■ Exercise instructions: Copy out all of the material exactly as presented.

■ Data:
BEGIN
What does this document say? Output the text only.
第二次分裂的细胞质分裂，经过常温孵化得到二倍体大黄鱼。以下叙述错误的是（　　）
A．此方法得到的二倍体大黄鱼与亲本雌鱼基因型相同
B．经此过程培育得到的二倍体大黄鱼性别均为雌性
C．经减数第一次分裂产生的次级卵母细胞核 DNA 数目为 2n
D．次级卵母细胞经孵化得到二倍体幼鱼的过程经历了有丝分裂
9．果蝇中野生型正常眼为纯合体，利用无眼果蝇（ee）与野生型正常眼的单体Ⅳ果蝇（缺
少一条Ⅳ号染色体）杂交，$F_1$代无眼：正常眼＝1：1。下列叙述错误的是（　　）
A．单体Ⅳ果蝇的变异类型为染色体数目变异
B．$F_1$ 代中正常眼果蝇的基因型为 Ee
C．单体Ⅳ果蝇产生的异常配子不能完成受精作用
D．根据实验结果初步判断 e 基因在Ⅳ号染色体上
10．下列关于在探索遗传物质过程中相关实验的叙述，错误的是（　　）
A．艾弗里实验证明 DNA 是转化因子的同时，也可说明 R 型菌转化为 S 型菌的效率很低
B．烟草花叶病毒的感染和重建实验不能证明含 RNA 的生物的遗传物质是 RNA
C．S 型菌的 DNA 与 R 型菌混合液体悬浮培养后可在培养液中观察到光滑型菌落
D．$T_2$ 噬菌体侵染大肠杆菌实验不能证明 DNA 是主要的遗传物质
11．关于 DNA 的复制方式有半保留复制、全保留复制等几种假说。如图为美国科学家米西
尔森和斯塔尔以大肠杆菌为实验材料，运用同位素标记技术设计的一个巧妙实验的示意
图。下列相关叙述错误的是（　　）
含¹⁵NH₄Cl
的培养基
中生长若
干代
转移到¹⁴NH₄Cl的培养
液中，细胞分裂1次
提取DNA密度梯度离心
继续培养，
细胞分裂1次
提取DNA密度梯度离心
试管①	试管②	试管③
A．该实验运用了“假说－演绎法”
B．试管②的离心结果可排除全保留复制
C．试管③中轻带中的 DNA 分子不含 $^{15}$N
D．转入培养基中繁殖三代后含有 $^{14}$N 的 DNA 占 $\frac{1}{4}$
END
■ Result of this exercise:
What does this document say? Output the text only.
第二次分裂的细胞质分裂，经过常温孵化得到二倍体大黄鱼。以下叙述错误的是（　　）
A．此方法得到的二倍体大黄鱼与亲本雌鱼基因型相同
B．经此过程培育得到的二倍体大黄鱼性别均为雌性
C．经减数第一次分裂产生的次级卵母细胞核 DNA 数目为 2n
D．次级卵母细胞经孵化得到二倍体幼鱼的过程经历了有丝分裂
9．果蝇中野生型正常眼为纯合体，利用无眼果蝇（ee）与野生型正常眼的单体Ⅳ果蝇（缺
少一条Ⅳ号染色体）杂交，$F_1$代无眼：正常眼＝1：1。下列叙述错误的是（　　）
A．单体Ⅳ果蝇的变异类型为染色体数目变异
B．$F_1$ 代中正常眼果蝇的基因型为 Ee
C．单体Ⅳ果蝇产生的异常配子不能完成受精作用
D．根据实验结果初步判断 e 基因在Ⅳ号染色体上
10．下列关于在探索遗传物质过程中相关实验的叙述，错误的是（　　）
A．艾弗里实验证明 DNA 是转化因子的同时，也可说明 R 型菌转化为 S 型菌的效率很低
B．烟草花叶病毒的感染和重建实验不能证明含 RNA 的生物的遗传物质是 RNA
C．S 型菌的 DNA 与 R 型菌混合液体悬浮培养后可在培养液中观察到光滑型菌落
D．$T_2$ 噬菌体侵染大肠杆菌实验不能证明 DNA 是主要的遗传物质
11．关于 DNA 的复制方式有半保留复制、全保留复制等几种假说。如图为美国科学家米西
尔森和斯塔尔以大肠杆菌为实验材料，运用同位素标记技术设计的一个巧妙实验的示意
图。下列相关叙述错误的是（　　）
含¹⁵NH₄Cl
的培养基
中生长若
干代
转移到¹⁴NH₄Cl的培养
液中，细胞分裂1次
提取DNA密度梯度离心
继续培养，
细胞分裂1次
提取DNA密度梯度离心
试管①	试管②	试管③
A．该实验运用了“假说－演绎法”
B．试管②的离心结果可排除全保留复制
C．试管③中轻带中的 DNA 分子不含 $^{15}$N
D．转入培养基中繁殖三代后含有 $^{14}$N 的 DNA 占 $\frac{1}{4}$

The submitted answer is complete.